■ **Given instruction**: Reproduce the lines of the records starting at the first line and ending with the line that contains "x-tick-label: 2022 xyxy=(182,452,218,464)", with both of those lines included.

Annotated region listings
══════════

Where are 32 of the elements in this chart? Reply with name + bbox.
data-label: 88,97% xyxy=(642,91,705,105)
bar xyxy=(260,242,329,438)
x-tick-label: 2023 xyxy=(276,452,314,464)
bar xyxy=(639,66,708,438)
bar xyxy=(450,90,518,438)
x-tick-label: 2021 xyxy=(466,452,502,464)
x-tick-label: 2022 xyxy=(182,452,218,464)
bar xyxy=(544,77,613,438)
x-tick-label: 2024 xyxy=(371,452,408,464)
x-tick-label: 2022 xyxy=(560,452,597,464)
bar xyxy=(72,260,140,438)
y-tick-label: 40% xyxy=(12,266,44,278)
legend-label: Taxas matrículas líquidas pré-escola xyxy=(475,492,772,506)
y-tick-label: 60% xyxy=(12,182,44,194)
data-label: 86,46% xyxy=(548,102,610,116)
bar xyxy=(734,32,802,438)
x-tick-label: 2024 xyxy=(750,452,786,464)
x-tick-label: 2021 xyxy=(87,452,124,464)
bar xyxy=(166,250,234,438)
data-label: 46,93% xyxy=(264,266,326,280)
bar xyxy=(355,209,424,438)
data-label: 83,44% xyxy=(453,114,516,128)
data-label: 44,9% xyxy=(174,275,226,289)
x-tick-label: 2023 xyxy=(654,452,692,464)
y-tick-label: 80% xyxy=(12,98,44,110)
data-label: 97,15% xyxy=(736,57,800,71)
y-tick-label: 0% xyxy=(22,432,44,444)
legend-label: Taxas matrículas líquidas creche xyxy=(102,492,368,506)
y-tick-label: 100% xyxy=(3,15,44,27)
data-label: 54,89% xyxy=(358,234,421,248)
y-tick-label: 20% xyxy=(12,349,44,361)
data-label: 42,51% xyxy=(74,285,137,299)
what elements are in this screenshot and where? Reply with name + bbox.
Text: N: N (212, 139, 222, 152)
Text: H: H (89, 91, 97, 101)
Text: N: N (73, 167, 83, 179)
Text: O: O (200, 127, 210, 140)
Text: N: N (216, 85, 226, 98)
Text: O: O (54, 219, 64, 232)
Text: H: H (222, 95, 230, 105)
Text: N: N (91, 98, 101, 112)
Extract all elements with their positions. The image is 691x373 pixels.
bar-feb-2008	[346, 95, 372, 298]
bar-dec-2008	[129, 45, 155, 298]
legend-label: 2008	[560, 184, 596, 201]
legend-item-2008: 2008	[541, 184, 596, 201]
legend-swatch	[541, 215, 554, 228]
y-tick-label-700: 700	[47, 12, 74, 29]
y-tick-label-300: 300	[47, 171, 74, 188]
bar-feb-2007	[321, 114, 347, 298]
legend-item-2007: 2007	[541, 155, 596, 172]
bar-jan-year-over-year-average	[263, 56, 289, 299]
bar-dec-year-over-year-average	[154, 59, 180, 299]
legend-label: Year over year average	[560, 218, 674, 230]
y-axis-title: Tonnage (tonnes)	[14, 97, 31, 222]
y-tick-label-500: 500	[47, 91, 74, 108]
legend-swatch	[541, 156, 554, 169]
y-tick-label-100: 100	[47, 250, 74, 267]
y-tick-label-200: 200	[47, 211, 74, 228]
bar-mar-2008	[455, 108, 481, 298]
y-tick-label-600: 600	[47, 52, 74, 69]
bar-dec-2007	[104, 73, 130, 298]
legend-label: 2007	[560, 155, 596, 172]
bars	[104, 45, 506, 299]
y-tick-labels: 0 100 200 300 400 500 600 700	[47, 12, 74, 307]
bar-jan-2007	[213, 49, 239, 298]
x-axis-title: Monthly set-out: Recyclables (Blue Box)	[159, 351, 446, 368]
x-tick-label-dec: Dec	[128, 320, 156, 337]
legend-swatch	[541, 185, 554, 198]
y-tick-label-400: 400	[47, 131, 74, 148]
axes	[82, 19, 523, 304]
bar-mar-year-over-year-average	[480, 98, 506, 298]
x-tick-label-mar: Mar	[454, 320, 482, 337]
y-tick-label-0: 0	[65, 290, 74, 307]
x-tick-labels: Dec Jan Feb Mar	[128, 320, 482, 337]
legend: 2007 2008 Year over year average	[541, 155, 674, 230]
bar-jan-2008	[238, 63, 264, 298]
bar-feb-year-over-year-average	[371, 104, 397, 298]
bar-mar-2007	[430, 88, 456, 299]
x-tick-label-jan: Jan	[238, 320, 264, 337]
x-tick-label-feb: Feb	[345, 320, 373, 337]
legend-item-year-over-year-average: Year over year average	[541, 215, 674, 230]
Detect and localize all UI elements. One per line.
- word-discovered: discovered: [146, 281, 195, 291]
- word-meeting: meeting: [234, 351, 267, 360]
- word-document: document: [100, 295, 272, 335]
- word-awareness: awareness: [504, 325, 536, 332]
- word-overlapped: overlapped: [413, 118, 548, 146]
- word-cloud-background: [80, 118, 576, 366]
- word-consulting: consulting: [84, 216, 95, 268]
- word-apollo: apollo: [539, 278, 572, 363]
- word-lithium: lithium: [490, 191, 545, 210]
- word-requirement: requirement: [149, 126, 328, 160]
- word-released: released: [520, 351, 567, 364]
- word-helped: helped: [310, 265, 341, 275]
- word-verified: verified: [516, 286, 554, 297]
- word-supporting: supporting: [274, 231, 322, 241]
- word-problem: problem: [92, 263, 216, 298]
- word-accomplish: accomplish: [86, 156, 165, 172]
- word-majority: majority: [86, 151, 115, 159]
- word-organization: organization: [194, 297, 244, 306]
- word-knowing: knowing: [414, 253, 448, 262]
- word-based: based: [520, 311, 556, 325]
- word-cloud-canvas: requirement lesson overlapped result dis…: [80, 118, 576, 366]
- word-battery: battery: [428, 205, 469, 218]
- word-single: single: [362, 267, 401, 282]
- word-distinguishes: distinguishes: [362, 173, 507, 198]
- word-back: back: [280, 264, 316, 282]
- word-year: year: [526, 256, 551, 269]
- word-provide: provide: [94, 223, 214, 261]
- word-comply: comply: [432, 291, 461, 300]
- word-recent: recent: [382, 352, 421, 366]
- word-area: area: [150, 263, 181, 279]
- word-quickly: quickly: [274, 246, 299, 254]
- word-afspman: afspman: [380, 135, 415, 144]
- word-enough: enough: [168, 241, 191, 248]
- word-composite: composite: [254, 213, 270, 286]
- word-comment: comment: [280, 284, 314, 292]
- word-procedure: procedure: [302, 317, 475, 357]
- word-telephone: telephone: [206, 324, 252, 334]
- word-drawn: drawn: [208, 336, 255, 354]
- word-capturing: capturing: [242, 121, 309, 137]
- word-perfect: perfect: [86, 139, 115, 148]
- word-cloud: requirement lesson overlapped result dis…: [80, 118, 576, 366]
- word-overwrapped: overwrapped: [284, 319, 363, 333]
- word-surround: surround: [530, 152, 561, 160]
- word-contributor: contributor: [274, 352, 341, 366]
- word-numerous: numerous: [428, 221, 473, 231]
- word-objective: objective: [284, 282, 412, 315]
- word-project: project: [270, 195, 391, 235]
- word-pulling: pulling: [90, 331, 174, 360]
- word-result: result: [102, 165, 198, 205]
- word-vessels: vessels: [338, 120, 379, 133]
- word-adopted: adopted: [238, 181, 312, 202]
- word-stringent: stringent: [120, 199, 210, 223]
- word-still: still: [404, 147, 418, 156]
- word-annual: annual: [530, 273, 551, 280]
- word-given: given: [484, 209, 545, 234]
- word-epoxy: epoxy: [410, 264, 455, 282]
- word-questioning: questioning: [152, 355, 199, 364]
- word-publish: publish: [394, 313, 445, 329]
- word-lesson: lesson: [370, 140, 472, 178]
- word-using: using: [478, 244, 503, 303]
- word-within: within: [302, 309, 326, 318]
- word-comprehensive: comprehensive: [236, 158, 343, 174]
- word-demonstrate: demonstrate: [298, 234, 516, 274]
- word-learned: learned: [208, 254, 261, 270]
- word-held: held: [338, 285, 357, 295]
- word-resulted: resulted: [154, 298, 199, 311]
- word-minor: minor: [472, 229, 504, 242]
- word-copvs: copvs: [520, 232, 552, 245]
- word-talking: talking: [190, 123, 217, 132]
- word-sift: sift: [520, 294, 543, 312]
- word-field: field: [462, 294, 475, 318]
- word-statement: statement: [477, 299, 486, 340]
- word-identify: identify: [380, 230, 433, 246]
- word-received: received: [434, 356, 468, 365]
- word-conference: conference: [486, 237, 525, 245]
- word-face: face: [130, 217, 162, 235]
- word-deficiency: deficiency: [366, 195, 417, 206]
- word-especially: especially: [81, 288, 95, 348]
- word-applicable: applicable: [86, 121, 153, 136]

══════════

■ **Solution to this task**:
Where are 32 of the elements in this chart? Reply with name + bbox.
data-label: 88,97% xyxy=(642,91,705,105)
bar xyxy=(260,242,329,438)
x-tick-label: 2023 xyxy=(276,452,314,464)
bar xyxy=(639,66,708,438)
bar xyxy=(450,90,518,438)
x-tick-label: 2021 xyxy=(466,452,502,464)
x-tick-label: 2022 xyxy=(182,452,218,464)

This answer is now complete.